--- START RECORDS FOR THE EXERCISE ---
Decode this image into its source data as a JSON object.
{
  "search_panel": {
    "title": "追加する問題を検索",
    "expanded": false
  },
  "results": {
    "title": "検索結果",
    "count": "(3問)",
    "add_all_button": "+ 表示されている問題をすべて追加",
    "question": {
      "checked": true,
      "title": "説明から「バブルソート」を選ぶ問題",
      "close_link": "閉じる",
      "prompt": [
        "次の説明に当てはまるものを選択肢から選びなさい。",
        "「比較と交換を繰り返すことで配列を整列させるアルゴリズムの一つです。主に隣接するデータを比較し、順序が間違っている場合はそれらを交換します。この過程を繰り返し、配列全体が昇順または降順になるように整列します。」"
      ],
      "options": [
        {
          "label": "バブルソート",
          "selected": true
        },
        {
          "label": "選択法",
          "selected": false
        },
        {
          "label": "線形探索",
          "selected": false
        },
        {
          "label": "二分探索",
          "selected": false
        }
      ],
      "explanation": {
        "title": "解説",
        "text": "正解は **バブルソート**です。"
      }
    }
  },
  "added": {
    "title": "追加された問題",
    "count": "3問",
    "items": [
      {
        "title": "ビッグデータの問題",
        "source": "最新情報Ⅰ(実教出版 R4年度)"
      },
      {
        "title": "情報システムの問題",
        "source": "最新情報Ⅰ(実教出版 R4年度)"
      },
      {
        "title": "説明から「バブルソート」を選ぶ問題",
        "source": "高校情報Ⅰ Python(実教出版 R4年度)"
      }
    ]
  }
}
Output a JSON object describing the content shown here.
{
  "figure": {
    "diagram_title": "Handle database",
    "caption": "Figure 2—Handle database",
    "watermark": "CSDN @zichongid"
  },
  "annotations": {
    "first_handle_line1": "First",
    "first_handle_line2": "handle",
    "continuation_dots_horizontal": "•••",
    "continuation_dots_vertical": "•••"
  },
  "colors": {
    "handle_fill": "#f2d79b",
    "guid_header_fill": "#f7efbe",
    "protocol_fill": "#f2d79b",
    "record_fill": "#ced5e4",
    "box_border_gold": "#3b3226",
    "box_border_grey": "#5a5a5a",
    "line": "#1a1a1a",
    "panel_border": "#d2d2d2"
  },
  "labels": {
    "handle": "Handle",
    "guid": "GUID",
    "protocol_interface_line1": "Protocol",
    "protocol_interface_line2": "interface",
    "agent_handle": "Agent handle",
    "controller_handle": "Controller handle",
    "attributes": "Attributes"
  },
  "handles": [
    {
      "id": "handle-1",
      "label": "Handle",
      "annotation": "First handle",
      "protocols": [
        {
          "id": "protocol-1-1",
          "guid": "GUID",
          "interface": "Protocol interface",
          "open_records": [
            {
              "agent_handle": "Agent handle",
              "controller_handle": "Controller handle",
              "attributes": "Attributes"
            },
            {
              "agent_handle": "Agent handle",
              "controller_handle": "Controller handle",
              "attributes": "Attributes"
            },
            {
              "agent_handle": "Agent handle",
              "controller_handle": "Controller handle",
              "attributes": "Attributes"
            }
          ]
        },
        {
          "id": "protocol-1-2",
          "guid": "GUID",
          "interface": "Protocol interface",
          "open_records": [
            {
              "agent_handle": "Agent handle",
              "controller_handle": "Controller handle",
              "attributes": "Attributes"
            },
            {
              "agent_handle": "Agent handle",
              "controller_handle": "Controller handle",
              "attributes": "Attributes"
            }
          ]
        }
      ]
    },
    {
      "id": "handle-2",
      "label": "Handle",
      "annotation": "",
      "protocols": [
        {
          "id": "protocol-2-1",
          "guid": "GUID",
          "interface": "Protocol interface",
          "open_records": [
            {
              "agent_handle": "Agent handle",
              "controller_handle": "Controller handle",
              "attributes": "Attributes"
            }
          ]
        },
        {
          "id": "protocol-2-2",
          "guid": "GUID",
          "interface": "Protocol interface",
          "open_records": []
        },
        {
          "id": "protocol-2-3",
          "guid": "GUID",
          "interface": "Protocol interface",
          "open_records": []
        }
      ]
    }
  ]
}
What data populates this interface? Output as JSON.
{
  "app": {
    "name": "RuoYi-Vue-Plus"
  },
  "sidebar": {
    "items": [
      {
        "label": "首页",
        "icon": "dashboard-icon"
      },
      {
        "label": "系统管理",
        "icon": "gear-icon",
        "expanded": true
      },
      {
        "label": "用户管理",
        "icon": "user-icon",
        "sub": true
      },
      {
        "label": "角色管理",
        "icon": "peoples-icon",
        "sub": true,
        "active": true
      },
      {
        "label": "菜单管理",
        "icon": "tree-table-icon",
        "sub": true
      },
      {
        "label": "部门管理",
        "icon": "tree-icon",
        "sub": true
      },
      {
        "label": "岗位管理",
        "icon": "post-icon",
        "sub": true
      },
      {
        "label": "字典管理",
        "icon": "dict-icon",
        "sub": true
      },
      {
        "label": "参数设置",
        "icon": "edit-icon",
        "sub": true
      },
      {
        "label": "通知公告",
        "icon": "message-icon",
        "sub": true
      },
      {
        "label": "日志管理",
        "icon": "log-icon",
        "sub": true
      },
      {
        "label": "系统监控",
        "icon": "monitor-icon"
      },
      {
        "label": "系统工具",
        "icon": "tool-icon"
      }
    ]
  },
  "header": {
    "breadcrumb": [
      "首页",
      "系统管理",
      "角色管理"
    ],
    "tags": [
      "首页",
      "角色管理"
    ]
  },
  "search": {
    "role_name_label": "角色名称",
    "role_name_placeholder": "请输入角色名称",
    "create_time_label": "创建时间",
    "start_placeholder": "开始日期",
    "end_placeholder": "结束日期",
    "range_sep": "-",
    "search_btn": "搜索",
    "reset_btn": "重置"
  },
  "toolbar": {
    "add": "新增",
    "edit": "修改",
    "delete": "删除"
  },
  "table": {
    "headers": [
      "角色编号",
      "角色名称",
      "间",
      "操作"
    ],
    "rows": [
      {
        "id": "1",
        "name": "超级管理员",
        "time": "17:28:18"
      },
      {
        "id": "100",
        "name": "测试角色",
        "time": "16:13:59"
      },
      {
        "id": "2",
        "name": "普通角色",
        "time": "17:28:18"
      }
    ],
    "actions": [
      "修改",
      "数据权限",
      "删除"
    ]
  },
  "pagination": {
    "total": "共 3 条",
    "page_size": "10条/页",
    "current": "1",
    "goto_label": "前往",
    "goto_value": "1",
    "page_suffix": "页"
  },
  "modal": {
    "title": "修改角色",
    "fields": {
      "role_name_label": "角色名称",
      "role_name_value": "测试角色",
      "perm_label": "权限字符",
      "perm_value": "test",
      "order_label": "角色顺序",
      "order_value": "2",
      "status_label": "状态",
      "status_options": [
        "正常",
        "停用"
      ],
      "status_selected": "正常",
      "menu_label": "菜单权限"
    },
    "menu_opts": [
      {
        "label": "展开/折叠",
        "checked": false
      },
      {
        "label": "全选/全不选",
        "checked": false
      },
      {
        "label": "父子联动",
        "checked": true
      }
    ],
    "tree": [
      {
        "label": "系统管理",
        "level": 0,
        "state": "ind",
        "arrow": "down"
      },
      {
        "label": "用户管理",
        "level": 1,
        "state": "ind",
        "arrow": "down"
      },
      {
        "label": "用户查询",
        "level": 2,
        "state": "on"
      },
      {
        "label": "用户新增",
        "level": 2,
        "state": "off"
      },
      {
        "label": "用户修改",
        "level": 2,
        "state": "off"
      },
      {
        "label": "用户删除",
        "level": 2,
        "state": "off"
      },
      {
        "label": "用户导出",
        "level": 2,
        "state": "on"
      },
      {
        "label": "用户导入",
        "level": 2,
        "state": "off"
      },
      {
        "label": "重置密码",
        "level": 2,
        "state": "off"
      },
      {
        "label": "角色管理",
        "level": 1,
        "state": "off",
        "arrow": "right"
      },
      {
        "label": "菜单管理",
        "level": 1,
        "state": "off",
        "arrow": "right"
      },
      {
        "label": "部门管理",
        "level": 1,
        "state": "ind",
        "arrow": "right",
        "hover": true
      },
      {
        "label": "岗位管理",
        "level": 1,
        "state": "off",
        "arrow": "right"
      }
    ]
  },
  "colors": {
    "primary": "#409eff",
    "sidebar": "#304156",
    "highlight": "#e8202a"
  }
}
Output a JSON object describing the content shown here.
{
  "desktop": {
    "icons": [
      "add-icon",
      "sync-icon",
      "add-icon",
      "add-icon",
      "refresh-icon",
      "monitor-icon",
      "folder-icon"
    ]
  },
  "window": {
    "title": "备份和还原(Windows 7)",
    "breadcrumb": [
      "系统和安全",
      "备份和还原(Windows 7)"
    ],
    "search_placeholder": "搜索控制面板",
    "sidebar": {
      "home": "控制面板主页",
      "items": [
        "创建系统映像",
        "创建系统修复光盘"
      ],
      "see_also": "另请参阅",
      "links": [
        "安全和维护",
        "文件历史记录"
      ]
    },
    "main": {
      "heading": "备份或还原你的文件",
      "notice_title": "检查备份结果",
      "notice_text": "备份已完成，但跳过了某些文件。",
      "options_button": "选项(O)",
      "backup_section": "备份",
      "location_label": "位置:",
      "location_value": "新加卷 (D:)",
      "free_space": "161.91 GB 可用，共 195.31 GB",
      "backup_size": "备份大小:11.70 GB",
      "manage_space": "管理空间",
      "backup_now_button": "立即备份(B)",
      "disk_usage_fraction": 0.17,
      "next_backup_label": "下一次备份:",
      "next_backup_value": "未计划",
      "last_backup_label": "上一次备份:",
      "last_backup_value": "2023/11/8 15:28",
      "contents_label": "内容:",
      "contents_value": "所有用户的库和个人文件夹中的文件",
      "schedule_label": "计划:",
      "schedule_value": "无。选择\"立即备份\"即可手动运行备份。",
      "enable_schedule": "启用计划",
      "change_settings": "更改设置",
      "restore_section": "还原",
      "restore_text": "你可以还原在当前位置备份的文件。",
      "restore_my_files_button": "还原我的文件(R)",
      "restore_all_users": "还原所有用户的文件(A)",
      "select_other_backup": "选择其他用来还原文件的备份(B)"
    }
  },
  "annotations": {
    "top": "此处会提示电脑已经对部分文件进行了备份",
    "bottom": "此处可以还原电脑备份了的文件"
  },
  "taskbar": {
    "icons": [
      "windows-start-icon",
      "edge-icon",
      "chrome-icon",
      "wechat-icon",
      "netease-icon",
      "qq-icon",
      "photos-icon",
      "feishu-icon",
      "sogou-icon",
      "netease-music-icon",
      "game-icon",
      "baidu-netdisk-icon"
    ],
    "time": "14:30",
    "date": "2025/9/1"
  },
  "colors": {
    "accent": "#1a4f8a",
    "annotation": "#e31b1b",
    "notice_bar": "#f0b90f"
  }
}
--- END RECORDS FOR THE EXERCISE ---
### PROBLEM TO WORK ON
Scan the entries above for the word "database" and collect each line holding it.

### COMPLETE ANSWER
    "diagram_title": "Handle database",
    "caption": "Figure 2—Handle database",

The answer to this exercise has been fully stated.